**What you will do**.
Return, with no changes, the lines from the one holding "- svg-text:-2336.449 nm: -2336.449" through the one holding "- svg-text:1500: 1500: [1188, 69, 1206, 78]", including both of those.
--- start Information given ---
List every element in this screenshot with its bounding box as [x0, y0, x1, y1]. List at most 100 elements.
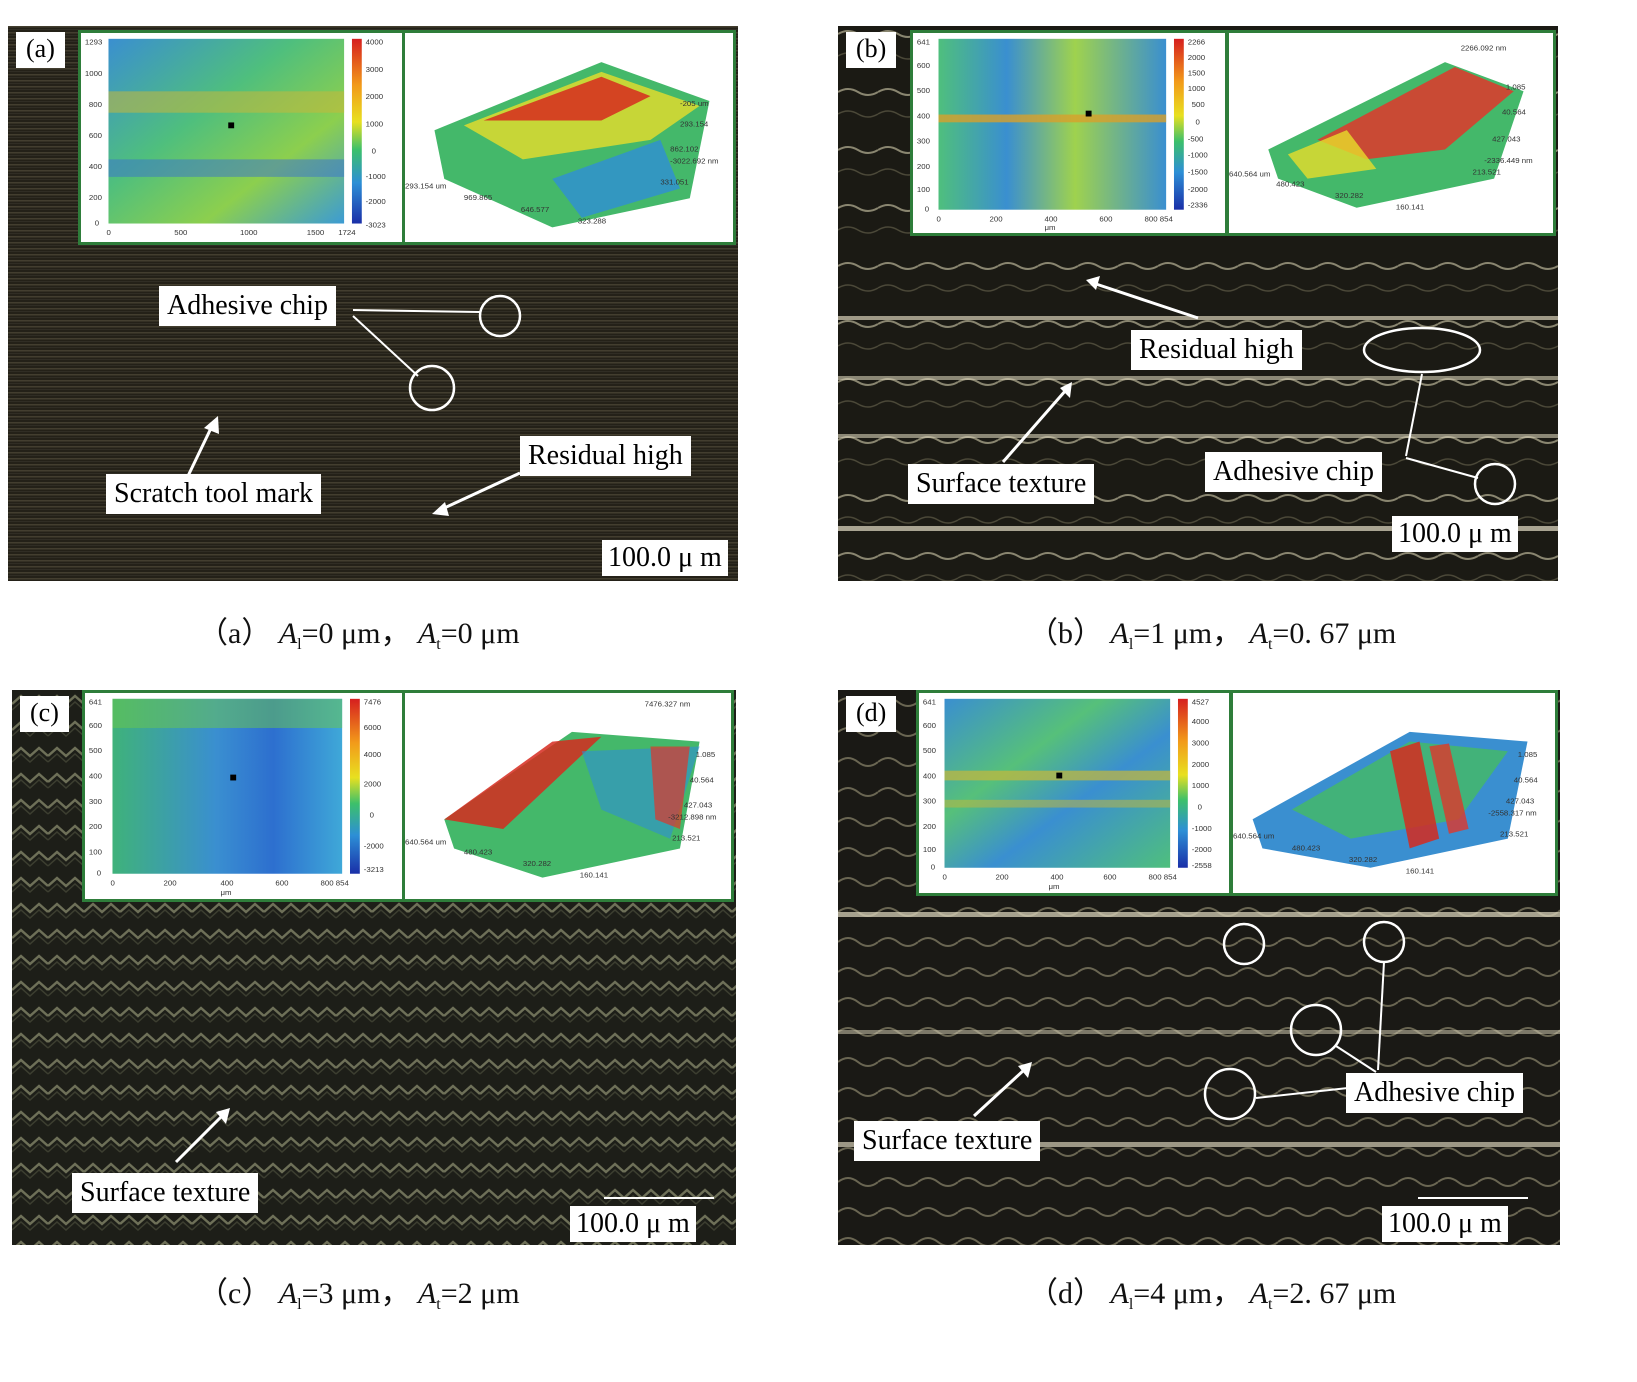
- svg-text:-2336.449 nm: -2336.449 nm: [1484, 156, 1532, 165]
- svg-text:600: 600: [1099, 214, 1113, 223]
- scale-bar-d: 100.0 μ m: [1382, 1206, 1508, 1242]
- svg-text:0: 0: [943, 872, 948, 881]
- svg-text:400: 400: [89, 772, 103, 781]
- svg-text:1500: 1500: [1188, 69, 1206, 78]
- svg-text:0: 0: [925, 205, 930, 214]
- svg-text:4000: 4000: [1192, 717, 1210, 726]
- svg-text:800: 800: [89, 100, 103, 109]
- svg-text:500: 500: [89, 746, 103, 755]
- svg-text:1500: 1500: [307, 228, 325, 237]
- svg-text:480.423: 480.423: [1276, 179, 1304, 188]
- svg-text:646.577: 646.577: [521, 205, 549, 214]
- svg-text:300: 300: [89, 797, 103, 806]
- svg-text:40.564: 40.564: [1514, 775, 1539, 784]
- svg-text:320.282: 320.282: [1335, 191, 1363, 200]
- svg-text:μm: μm: [1048, 882, 1059, 891]
- svg-text:100: 100: [89, 847, 103, 856]
- svg-text:40.564: 40.564: [1502, 108, 1527, 117]
- svg-text:640.564 um: 640.564 um: [1233, 832, 1274, 841]
- svg-text:1000: 1000: [366, 119, 384, 128]
- callout-adhesive-chip: Adhesive chip: [1346, 1073, 1523, 1113]
- svg-text:-1000: -1000: [366, 172, 387, 181]
- svg-text:600: 600: [923, 721, 937, 730]
- panel-c: (c) 641 600 500 400 300 200 100 0 0 200 …: [12, 690, 736, 1245]
- svg-text:600: 600: [917, 61, 931, 70]
- caption-c: （c） Al=3 μm， At=2 μm: [198, 1277, 520, 1313]
- svg-text:200: 200: [89, 193, 103, 202]
- svg-text:641: 641: [917, 38, 930, 47]
- svg-text:500: 500: [174, 228, 188, 237]
- panel-label-b: (b): [846, 32, 897, 68]
- panel-label-d: (d): [846, 696, 897, 732]
- svg-text:100: 100: [917, 185, 931, 194]
- svg-text:0: 0: [97, 869, 102, 878]
- panel-a: (a) 1293 1000 800 600: [8, 26, 738, 581]
- callout-surface-texture: Surface texture: [72, 1173, 259, 1213]
- svg-text:293.154: 293.154: [680, 119, 709, 128]
- svg-text:480.423: 480.423: [1292, 843, 1320, 852]
- svg-text:-2000: -2000: [1188, 185, 1209, 194]
- svg-text:213.521: 213.521: [1500, 830, 1528, 839]
- svg-text:100: 100: [923, 845, 937, 854]
- svg-text:3000: 3000: [366, 65, 384, 74]
- svg-text:0: 0: [1198, 803, 1203, 812]
- svg-text:-1500: -1500: [1188, 168, 1209, 177]
- svg-text:-3213: -3213: [364, 865, 384, 874]
- svg-text:-205 um: -205 um: [680, 99, 709, 108]
- svg-text:200: 200: [923, 822, 937, 831]
- callout-adhesive-chip: Adhesive chip: [1205, 452, 1382, 492]
- svg-text:500: 500: [917, 86, 931, 95]
- svg-text:-2000: -2000: [364, 842, 385, 851]
- svg-text:800 854: 800 854: [321, 878, 350, 887]
- svg-text:-2558: -2558: [1192, 861, 1212, 870]
- svg-text:331.051: 331.051: [660, 178, 688, 187]
- svg-text:400: 400: [917, 111, 931, 120]
- svg-text:-2000: -2000: [366, 197, 387, 206]
- panel-d: (d) 641 600 500 400 300 200 100 0 0 200: [838, 690, 1560, 1245]
- inset-2d-map-a: 1293 1000 800 600 400 200 0 0 500 1000 1…: [78, 30, 406, 245]
- svg-text:1000: 1000: [1188, 84, 1206, 93]
- tick-y-max: 1293: [85, 38, 102, 47]
- svg-text:300: 300: [923, 797, 937, 806]
- svg-text:400: 400: [220, 878, 234, 887]
- svg-text:1.085: 1.085: [1506, 82, 1526, 91]
- scale-bar-a: 100.0 μ m: [602, 540, 728, 576]
- inset-2d-map-b: 641 600 500 400 300 200 100 0 0 200 400 …: [910, 30, 1228, 236]
- svg-text:1724: 1724: [338, 228, 356, 237]
- panel-b: (b) 641 600 500 400 300 200 100 0 0 200 …: [838, 26, 1558, 581]
- panel-label-a: (a): [16, 32, 65, 68]
- svg-text:160.141: 160.141: [1406, 867, 1434, 876]
- inset-2d-map-d: 641 600 500 400 300 200 100 0 0 200 400 …: [916, 690, 1232, 896]
- svg-text:2266.092 nm: 2266.092 nm: [1461, 44, 1507, 53]
- callout-surface-texture: Surface texture: [908, 464, 1095, 504]
- svg-text:-2000: -2000: [1192, 845, 1213, 854]
- svg-text:400: 400: [1044, 214, 1058, 223]
- svg-text:640.564 um: 640.564 um: [1229, 170, 1270, 179]
- svg-text:500: 500: [923, 746, 937, 755]
- inset-3d-surface-a: -205 um 293.154 862.102 -3022.692 nm 331…: [402, 30, 736, 245]
- callout-scratch-tool-mark: Scratch tool mark: [106, 474, 322, 514]
- svg-text:2000: 2000: [364, 779, 382, 788]
- svg-text:3000: 3000: [1192, 738, 1210, 747]
- svg-text:320.282: 320.282: [523, 859, 551, 868]
- svg-text:800 854: 800 854: [1149, 872, 1178, 881]
- panel-label-c: (c): [20, 696, 69, 732]
- svg-text:0: 0: [95, 219, 100, 228]
- svg-text:427.043: 427.043: [1492, 135, 1520, 144]
- svg-text:293.154 um: 293.154 um: [405, 182, 446, 191]
- svg-text:600: 600: [89, 131, 103, 140]
- svg-text:4000: 4000: [366, 38, 384, 47]
- svg-text:600: 600: [89, 721, 103, 730]
- svg-text:0: 0: [107, 228, 112, 237]
- svg-text:μm: μm: [220, 888, 231, 897]
- svg-text:427.043: 427.043: [1506, 797, 1534, 806]
- svg-text:862.102: 862.102: [670, 145, 698, 154]
- svg-text:320.282: 320.282: [1349, 855, 1377, 864]
- svg-text:-1000: -1000: [1192, 824, 1213, 833]
- svg-text:40.564: 40.564: [690, 775, 715, 784]
- inset-2d-map-c: 641 600 500 400 300 200 100 0 0 200 400 …: [82, 690, 406, 902]
- svg-text:200: 200: [990, 214, 1004, 223]
- caption-d: （d） Al=4 μm， At=2. 67 μm: [1028, 1277, 1397, 1313]
- svg-text:200: 200: [996, 872, 1010, 881]
- svg-text:641: 641: [89, 698, 102, 707]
--- end Information given ---
**Task answer**.
- svg-text:-2336.449 nm: -2336.449 nm: [1484, 156, 1532, 165]
- svg-text:600: 600: [1099, 214, 1113, 223]
- scale-bar-d: 100.0 μ m: [1382, 1206, 1508, 1242]
- svg-text:0: 0: [943, 872, 948, 881]
- svg-text:400: 400: [89, 772, 103, 781]
- svg-text:1500: 1500: [1188, 69, 1206, 78]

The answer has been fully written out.